__ASSIGNMENT__
Report back every line of the entries that contains "februari", exactly as written.

================================

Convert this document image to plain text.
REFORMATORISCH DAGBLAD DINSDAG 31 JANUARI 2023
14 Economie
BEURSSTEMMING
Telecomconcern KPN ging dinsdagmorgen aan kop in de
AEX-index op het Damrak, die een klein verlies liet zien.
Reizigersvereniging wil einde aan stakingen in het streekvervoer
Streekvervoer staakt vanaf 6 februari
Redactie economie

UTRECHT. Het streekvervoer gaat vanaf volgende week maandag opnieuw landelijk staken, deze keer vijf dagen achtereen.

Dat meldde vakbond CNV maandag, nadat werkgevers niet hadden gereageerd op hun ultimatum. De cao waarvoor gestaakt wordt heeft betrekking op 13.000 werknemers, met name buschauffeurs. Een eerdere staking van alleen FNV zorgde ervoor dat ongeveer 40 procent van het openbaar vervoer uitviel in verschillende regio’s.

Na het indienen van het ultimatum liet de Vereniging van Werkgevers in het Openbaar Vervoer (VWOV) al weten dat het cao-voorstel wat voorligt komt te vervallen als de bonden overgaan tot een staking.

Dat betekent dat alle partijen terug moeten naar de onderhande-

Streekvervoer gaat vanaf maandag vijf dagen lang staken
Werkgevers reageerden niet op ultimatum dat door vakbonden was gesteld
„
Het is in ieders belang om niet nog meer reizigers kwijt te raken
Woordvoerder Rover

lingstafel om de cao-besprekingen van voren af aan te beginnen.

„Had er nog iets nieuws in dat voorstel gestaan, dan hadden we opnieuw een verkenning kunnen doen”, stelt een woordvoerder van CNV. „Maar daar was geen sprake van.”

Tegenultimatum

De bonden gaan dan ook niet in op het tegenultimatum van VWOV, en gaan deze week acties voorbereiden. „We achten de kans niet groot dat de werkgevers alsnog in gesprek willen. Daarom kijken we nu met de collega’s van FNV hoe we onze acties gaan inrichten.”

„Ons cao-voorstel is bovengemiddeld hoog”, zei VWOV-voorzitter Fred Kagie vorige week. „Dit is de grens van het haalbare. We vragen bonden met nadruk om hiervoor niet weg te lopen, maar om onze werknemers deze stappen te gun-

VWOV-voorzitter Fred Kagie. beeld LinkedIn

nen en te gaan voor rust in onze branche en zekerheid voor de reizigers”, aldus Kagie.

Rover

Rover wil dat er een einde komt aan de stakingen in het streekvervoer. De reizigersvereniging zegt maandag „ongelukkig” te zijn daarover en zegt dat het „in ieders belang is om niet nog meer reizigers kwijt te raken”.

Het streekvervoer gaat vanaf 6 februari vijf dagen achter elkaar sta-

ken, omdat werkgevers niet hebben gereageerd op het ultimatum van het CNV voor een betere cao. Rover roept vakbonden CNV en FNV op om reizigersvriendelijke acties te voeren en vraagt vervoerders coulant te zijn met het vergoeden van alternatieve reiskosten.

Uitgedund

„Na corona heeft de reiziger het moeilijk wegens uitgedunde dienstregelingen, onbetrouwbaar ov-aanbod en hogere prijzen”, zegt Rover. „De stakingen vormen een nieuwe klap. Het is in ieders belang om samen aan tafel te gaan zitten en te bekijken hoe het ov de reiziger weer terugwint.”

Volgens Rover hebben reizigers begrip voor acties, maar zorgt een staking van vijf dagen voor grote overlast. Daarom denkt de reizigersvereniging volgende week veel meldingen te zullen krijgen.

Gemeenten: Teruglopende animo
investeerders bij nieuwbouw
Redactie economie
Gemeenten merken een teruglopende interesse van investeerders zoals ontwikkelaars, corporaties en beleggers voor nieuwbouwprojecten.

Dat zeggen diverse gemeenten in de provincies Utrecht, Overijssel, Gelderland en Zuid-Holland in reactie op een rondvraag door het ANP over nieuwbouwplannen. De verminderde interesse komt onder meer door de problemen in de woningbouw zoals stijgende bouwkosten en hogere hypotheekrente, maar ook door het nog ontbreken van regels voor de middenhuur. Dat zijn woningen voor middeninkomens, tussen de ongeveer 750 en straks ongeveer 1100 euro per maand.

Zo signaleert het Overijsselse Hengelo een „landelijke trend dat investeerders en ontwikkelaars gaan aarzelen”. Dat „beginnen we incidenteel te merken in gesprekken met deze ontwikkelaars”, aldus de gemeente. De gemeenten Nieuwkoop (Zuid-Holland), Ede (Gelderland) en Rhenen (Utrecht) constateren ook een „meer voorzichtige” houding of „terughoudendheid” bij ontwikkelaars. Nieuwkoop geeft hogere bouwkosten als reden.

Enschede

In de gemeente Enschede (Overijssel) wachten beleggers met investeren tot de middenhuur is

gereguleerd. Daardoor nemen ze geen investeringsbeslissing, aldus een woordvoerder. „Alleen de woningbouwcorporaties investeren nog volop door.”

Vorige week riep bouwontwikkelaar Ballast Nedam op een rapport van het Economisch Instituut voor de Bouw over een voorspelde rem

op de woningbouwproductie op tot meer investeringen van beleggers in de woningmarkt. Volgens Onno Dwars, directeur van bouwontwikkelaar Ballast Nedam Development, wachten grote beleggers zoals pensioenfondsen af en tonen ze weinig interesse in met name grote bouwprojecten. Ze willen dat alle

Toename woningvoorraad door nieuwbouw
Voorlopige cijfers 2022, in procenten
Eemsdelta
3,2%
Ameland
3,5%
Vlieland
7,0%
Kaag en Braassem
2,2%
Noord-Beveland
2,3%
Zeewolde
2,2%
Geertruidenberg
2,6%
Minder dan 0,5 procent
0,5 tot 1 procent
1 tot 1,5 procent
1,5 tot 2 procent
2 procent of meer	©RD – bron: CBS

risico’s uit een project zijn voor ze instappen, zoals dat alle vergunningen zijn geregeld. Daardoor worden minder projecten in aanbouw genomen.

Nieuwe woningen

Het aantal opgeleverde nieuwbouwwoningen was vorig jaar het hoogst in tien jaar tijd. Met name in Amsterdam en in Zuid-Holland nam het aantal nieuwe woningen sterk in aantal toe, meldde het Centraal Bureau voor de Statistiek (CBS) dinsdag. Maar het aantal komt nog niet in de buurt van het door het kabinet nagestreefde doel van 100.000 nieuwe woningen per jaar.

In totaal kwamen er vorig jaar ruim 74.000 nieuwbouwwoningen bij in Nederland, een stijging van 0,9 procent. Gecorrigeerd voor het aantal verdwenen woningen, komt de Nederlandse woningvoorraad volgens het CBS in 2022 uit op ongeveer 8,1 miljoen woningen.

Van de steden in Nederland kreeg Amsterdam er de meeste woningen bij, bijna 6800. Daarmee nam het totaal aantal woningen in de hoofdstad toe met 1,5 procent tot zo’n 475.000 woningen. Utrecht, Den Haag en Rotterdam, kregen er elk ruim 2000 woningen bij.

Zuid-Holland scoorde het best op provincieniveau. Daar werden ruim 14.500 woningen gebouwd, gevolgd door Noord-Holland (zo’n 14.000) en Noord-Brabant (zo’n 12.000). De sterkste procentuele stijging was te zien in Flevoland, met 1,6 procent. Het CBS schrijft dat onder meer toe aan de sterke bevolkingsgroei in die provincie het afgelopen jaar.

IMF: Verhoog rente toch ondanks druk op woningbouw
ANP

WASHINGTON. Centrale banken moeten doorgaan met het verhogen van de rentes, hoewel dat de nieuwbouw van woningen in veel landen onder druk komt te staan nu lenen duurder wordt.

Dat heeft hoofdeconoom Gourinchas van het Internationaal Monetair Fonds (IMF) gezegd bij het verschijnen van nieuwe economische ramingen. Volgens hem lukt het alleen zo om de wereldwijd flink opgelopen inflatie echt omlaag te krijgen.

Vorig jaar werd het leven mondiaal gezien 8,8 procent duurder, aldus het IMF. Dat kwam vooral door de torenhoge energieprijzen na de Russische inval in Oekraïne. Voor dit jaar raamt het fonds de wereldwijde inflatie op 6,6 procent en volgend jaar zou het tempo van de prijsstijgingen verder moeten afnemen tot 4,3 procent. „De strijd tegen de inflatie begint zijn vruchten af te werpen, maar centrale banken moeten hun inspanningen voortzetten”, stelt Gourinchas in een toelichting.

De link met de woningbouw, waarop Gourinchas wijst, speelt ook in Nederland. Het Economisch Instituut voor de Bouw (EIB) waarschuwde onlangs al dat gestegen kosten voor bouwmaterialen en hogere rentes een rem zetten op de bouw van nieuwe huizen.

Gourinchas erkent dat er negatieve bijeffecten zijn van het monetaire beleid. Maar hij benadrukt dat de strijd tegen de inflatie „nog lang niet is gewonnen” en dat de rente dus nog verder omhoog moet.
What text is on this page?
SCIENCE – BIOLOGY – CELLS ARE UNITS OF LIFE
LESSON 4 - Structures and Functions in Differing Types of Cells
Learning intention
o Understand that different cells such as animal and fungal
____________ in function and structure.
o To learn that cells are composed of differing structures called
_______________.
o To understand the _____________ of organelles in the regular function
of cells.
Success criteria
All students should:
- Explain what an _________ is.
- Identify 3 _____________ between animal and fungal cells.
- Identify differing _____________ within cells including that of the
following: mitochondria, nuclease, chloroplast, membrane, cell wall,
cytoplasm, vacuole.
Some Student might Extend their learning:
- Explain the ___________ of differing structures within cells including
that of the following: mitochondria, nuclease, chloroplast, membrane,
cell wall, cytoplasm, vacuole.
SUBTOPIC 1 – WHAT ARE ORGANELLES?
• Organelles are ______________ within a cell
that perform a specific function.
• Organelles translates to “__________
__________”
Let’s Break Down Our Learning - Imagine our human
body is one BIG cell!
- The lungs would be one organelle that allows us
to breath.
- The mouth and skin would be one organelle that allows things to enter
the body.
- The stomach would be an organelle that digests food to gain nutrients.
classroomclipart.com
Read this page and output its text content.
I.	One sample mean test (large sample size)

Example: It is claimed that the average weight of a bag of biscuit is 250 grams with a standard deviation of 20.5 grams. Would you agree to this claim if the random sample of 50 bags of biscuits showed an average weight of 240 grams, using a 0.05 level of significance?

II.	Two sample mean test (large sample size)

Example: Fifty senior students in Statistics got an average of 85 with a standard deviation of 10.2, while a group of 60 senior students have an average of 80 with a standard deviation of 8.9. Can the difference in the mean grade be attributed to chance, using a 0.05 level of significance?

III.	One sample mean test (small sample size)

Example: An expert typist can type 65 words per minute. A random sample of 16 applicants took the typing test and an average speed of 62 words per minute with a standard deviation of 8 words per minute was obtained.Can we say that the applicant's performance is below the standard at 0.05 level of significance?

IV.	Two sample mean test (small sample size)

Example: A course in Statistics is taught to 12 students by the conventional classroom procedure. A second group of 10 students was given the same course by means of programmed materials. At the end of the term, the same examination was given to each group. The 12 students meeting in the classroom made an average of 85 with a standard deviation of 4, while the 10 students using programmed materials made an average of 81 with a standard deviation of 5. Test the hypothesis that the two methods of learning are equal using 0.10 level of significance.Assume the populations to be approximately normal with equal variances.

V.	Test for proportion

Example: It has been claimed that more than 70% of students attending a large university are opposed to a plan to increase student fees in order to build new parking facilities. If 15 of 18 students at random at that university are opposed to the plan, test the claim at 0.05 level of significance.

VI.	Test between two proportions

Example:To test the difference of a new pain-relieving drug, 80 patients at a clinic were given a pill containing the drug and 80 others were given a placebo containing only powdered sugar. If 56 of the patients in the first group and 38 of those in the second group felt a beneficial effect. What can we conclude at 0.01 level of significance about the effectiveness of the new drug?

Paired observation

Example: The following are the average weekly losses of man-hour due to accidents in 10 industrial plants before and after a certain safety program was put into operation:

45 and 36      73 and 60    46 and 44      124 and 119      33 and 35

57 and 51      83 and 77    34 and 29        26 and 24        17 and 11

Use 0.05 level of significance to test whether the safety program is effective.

================================

__ANSWER SECTION__
Streekvervoer staakt vanaf 6 februari
Het streekvervoer gaat vanaf 6 februari vijf dagen achter elkaar sta-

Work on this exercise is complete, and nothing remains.